Copy everything in the listing below word for word, apart from any images.

[Saved entries]
________________________

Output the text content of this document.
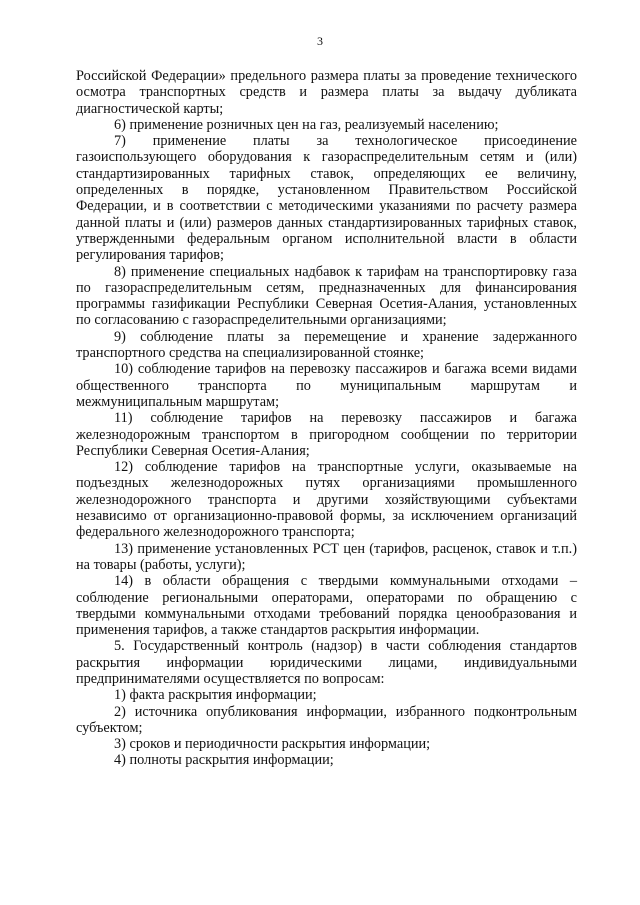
3

Российской Федерации» предельного размера платы за проведение технического осмотра транспортных средств и размера платы за выдачу дубликата диагностической карты;

6) применение розничных цен на газ, реализуемый населению;

7) применение платы за технологическое присоединение газоиспользующего оборудования к газораспределительным сетям и (или) стандартизированных тарифных ставок, определяющих ее величину, определенных в порядке, установленном Правительством Российской Федерации, и в соответствии с методическими указаниями по расчету размера данной платы и (или) размеров данных стандартизированных тарифных ставок, утвержденными федеральным органом исполнительной власти в области регулирования тарифов;

8) применение специальных надбавок к тарифам на транспортировку газа по газораспределительным сетям, предназначенных для финансирования программы газификации Республики Северная Осетия-Алания, установленных по согласованию с газораспределительными организациями;

9) соблюдение платы за перемещение и хранение задержанного транспортного средства на специализированной стоянке;

10) соблюдение тарифов на перевозку пассажиров и багажа всеми видами общественного транспорта по муниципальным маршрутам и межмуниципальным маршрутам;

11) соблюдение тарифов на перевозку пассажиров и багажа железнодорожным транспортом в пригородном сообщении по территории Республики Северная Осетия-Алания;

12) соблюдение тарифов на транспортные услуги, оказываемые на подъездных железнодорожных путях организациями промышленного железнодорожного транспорта и другими хозяйствующими субъектами независимо от организационно-правовой формы, за исключением организаций федерального железнодорожного транспорта;

13) применение установленных РСТ цен (тарифов, расценок, ставок и т.п.) на товары (работы, услуги);

14) в области обращения с твердыми коммунальными отходами – соблюдение региональными операторами, операторами по обращению с твердыми коммунальными отходами требований порядка ценообразования и применения тарифов, а также стандартов раскрытия информации.

5. Государственный контроль (надзор) в части соблюдения стандартов раскрытия информации юридическими лицами, индивидуальными предпринимателями осуществляется по вопросам:

1) факта раскрытия информации;

2) источника опубликования информации, избранного подконтрольным субъектом;

3) сроков и периодичности раскрытия информации;

4) полноты раскрытия информации;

________________________

> Correct result:
Output the text content of this document.
3

Российской Федерации» предельного размера платы за проведение технического осмотра транспортных средств и размера платы за выдачу дубликата диагностической карты;

6) применение розничных цен на газ, реализуемый населению;

7) применение платы за технологическое присоединение газоиспользующего оборудования к газораспределительным сетям и (или) стандартизированных тарифных ставок, определяющих ее величину, определенных в порядке, установленном Правительством Российской Федерации, и в соответствии с методическими указаниями по расчету размера данной платы и (или) размеров данных стандартизированных тарифных ставок, утвержденными федеральным органом исполнительной власти в области регулирования тарифов;

8) применение специальных надбавок к тарифам на транспортировку газа по газораспределительным сетям, предназначенных для финансирования программы газификации Республики Северная Осетия-Алания, установленных по согласованию с газораспределительными организациями;

9) соблюдение платы за перемещение и хранение задержанного транспортного средства на специализированной стоянке;

10) соблюдение тарифов на перевозку пассажиров и багажа всеми видами общественного транспорта по муниципальным маршрутам и межмуниципальным маршрутам;

11) соблюдение тарифов на перевозку пассажиров и багажа железнодорожным транспортом в пригородном сообщении по территории Республики Северная Осетия-Алания;

12) соблюдение тарифов на транспортные услуги, оказываемые на подъездных железнодорожных путях организациями промышленного железнодорожного транспорта и другими хозяйствующими субъектами независимо от организационно-правовой формы, за исключением организаций федерального железнодорожного транспорта;

13) применение установленных РСТ цен (тарифов, расценок, ставок и т.п.) на товары (работы, услуги);

14) в области обращения с твердыми коммунальными отходами – соблюдение региональными операторами, операторами по обращению с твердыми коммунальными отходами требований порядка ценообразования и применения тарифов, а также стандартов раскрытия информации.

5. Государственный контроль (надзор) в части соблюдения стандартов раскрытия информации юридическими лицами, индивидуальными предпринимателями осуществляется по вопросам:

1) факта раскрытия информации;

2) источника опубликования информации, избранного подконтрольным субъектом;

3) сроков и периодичности раскрытия информации;

4) полноты раскрытия информации;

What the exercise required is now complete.